------ MATERIAL FOR THIS EXERCISE
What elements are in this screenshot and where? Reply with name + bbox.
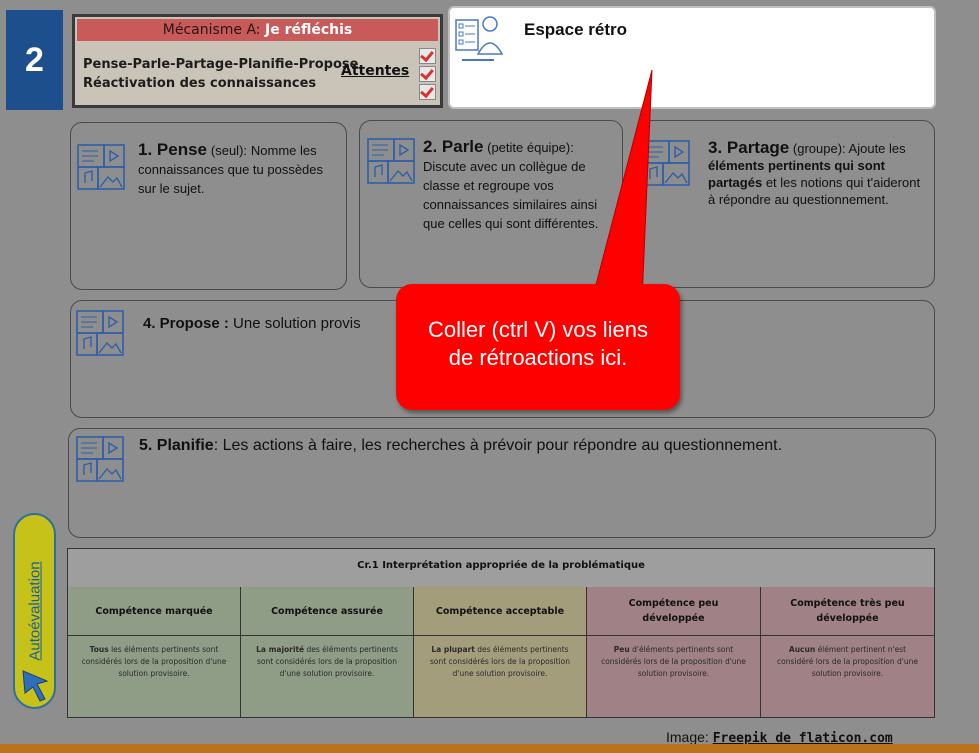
mechanism-subtitle: Réactivation des connaissances [83, 76, 317, 91]
step-planifie-text: 5. Planifie: Les actions à faire, les re… [139, 437, 919, 455]
rubric-column: Compétence acceptable La plupart des élé… [414, 587, 587, 717]
step-pense-title: 1. Pense [138, 140, 207, 159]
step-propose-body: Une solution provis [233, 315, 361, 332]
step-partage-text: 3. Partage (groupe): Ajoute les éléments… [708, 139, 930, 208]
multimedia-icon [77, 144, 125, 190]
step-planifie: 5. Planifie: Les actions à faire, les re… [68, 428, 936, 538]
rubric-column-title: Compétence très peu développée [761, 587, 934, 636]
rubric-body-bold: La plupart [431, 645, 475, 654]
step-partage-qualifier: (groupe): [792, 141, 846, 156]
step-propose-title: 4. Propose [143, 315, 220, 332]
mechanism-title-accent: Je réfléchis [264, 22, 353, 38]
mechanism-title-prefix: Mécanisme A: [162, 22, 265, 38]
rubric-body-bold: Peu [613, 645, 630, 654]
checkbox-icon [419, 48, 436, 64]
callout-line-2: de rétroactions ici. [448, 345, 628, 370]
image-credit-prefix: Image: [666, 729, 713, 745]
multimedia-icon [367, 138, 415, 184]
rubric-column-body: La majorité des éléments pertinents sont… [241, 636, 413, 688]
rubric-column-title: Compétence assurée [241, 587, 413, 636]
section-number-badge: 2 [6, 10, 63, 110]
rubric-table: Cr.1 Interprétation appropriée de la pro… [67, 548, 935, 718]
rubric-body-bold: Tous [89, 645, 109, 654]
feedback-callout: Coller (ctrl V) vos liens de rétroaction… [396, 284, 680, 410]
rubric-column: Compétence peu développée Peu d'éléments… [587, 587, 761, 717]
attentes-link[interactable]: Attentes [341, 63, 409, 79]
rubric-column-body: Aucun élément pertinent n'est considéré … [761, 636, 934, 688]
rubric-column-body: La plupart des éléments pertinents sont … [414, 636, 586, 688]
bottom-bar [0, 744, 979, 753]
step-pense-text: 1. Pense (seul): Nomme les connaissances… [138, 141, 328, 198]
multimedia-icon [76, 310, 124, 356]
retro-title: Espace rétro [524, 20, 627, 39]
rubric-body-bold: Aucun [788, 645, 816, 654]
rubric-column-title: Compétence marquée [68, 587, 240, 636]
step-parle-title: 2. Parle [423, 137, 484, 156]
step-planifie-body: Les actions à faire, les recherches à pr… [218, 437, 783, 454]
step-propose-separator: : [219, 315, 234, 332]
rubric-column-title: Compétence peu développée [587, 587, 760, 636]
checkbox-icon [419, 84, 436, 100]
autoevaluation-label: Autoévaluation [26, 561, 43, 661]
rubric-column-title: Compétence acceptable [414, 587, 586, 636]
mechanism-title: Mécanisme A: Je réfléchis [77, 19, 438, 41]
step-partage-body-a: Ajoute les [848, 141, 906, 156]
mechanism-card: Mécanisme A: Je réfléchis Pense-Parle-Pa… [72, 14, 443, 108]
step-pense: 1. Pense (seul): Nomme les connaissances… [70, 122, 347, 290]
multimedia-icon [76, 436, 124, 482]
teacher-checklist-icon [455, 16, 504, 61]
retro-space-box[interactable]: Espace rétro [448, 6, 936, 109]
rubric-column: Compétence très peu développée Aucun élé… [761, 587, 934, 717]
callout-line-1: Coller (ctrl V) vos liens [427, 317, 649, 342]
callout-pointer [591, 70, 653, 300]
autoevaluation-button[interactable]: Autoévaluation [13, 513, 56, 709]
rubric-column-body: Tous les éléments pertinents sont consid… [68, 636, 240, 688]
step-pense-qualifier: (seul): [210, 143, 248, 158]
cursor-arrow-icon [22, 670, 49, 702]
checkbox-icon [419, 66, 436, 82]
rubric-column-body: Peu d'éléments pertinents sont considéré… [587, 636, 760, 688]
mechanism-steps-text: Pense-Parle-Partage-Planifie-Propose [83, 57, 359, 72]
rubric-column: Compétence marquée Tous les éléments per… [68, 587, 241, 717]
step-partage: 3. Partage (groupe): Ajoute les éléments… [636, 120, 935, 288]
rubric-column: Compétence assurée La majorité des éléme… [241, 587, 414, 717]
rubric-header: Cr.1 Interprétation appropriée de la pro… [68, 549, 934, 588]
step-planifie-title: 5. Planifie [139, 437, 214, 454]
step-partage-title: 3. Partage [708, 138, 790, 157]
rubric-body-bold: La majorité [256, 645, 305, 654]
------------
**PROBLEM DETAILS**
Copy every line of the material above verbatim, leaving out the pictures.

**RESPONSE TO THIS TASK**
What elements are in this screenshot and where? Reply with name + bbox.
mechanism-subtitle: Réactivation des connaissances [83, 76, 317, 91]
step-planifie-text: 5. Planifie: Les actions à faire, les re… [139, 437, 919, 455]
rubric-column: Compétence acceptable La plupart des élé… [414, 587, 587, 717]
step-pense-title: 1. Pense [138, 140, 207, 159]
step-propose-body: Une solution provis [233, 315, 361, 332]
step-partage-text: 3. Partage (groupe): Ajoute les éléments… [708, 139, 930, 208]
multimedia-icon [77, 144, 125, 190]
step-planifie: 5. Planifie: Les actions à faire, les re… [68, 428, 936, 538]
rubric-column-title: Compétence très peu développée [761, 587, 934, 636]
rubric-body-bold: La plupart [431, 645, 475, 654]
step-partage-qualifier: (groupe): [792, 141, 846, 156]
step-propose-title: 4. Propose [143, 315, 220, 332]
mechanism-title-accent: Je réfléchis [264, 22, 353, 38]
mechanism-title-prefix: Mécanisme A: [162, 22, 265, 38]
rubric-body-bold: Peu [613, 645, 630, 654]
checkbox-icon [419, 48, 436, 64]
callout-line-2: de rétroactions ici. [448, 345, 628, 370]
image-credit-prefix: Image: [666, 729, 713, 745]
multimedia-icon [367, 138, 415, 184]
rubric-column-body: La majorité des éléments pertinents sont… [241, 636, 413, 688]
rubric-column-title: Compétence assurée [241, 587, 413, 636]
section-number-badge: 2 [6, 10, 63, 110]
rubric-table: Cr.1 Interprétation appropriée de la pro… [67, 548, 935, 718]
rubric-body-bold: Tous [89, 645, 109, 654]
feedback-callout: Coller (ctrl V) vos liens de rétroaction… [396, 284, 680, 410]
rubric-column: Compétence peu développée Peu d'éléments… [587, 587, 761, 717]
attentes-link[interactable]: Attentes [341, 63, 409, 79]
rubric-column-body: Aucun élément pertinent n'est considéré … [761, 636, 934, 688]
rubric-column-body: La plupart des éléments pertinents sont … [414, 636, 586, 688]
bottom-bar [0, 744, 979, 753]
step-pense-text: 1. Pense (seul): Nomme les connaissances… [138, 141, 328, 198]
multimedia-icon [76, 310, 124, 356]
retro-title: Espace rétro [524, 20, 627, 39]
rubric-body-bold: Aucun [788, 645, 816, 654]
rubric-column-title: Compétence marquée [68, 587, 240, 636]
step-parle-title: 2. Parle [423, 137, 484, 156]
step-planifie-body: Les actions à faire, les recherches à pr… [218, 437, 783, 454]
step-propose-separator: : [219, 315, 234, 332]
rubric-column-title: Compétence peu développée [587, 587, 760, 636]
checkbox-icon [419, 84, 436, 100]
autoevaluation-label: Autoévaluation [26, 561, 43, 661]
rubric-column-title: Compétence acceptable [414, 587, 586, 636]
mechanism-title: Mécanisme A: Je réfléchis [77, 19, 438, 41]
step-partage-body-a: Ajoute les [848, 141, 906, 156]
mechanism-card: Mécanisme A: Je réfléchis Pense-Parle-Pa… [72, 14, 443, 108]
step-pense: 1. Pense (seul): Nomme les connaissances… [70, 122, 347, 290]
multimedia-icon [76, 436, 124, 482]
teacher-checklist-icon [455, 16, 504, 61]
retro-space-box[interactable]: Espace rétro [448, 6, 936, 109]
rubric-column: Compétence très peu développée Aucun élé… [761, 587, 934, 717]
callout-line-1: Coller (ctrl V) vos liens [427, 317, 649, 342]
callout-pointer [591, 70, 653, 300]
autoevaluation-button[interactable]: Autoévaluation [13, 513, 56, 709]
rubric-column-body: Tous les éléments pertinents sont consid… [68, 636, 240, 688]
step-pense-qualifier: (seul): [210, 143, 248, 158]
cursor-arrow-icon [22, 670, 49, 702]
checkbox-icon [419, 66, 436, 82]
rubric-column-body: Peu d'éléments pertinents sont considéré… [587, 636, 760, 688]
mechanism-steps-text: Pense-Parle-Partage-Planifie-Propose [83, 57, 359, 72]
rubric-column: Compétence marquée Tous les éléments per… [68, 587, 241, 717]
step-partage: 3. Partage (groupe): Ajoute les éléments… [636, 120, 935, 288]
rubric-column: Compétence assurée La majorité des éléme… [241, 587, 414, 717]
rubric-header: Cr.1 Interprétation appropriée de la pro… [68, 549, 934, 588]
step-planifie-title: 5. Planifie [139, 437, 214, 454]
step-partage-title: 3. Partage [708, 138, 790, 157]
rubric-body-bold: La majorité [256, 645, 305, 654]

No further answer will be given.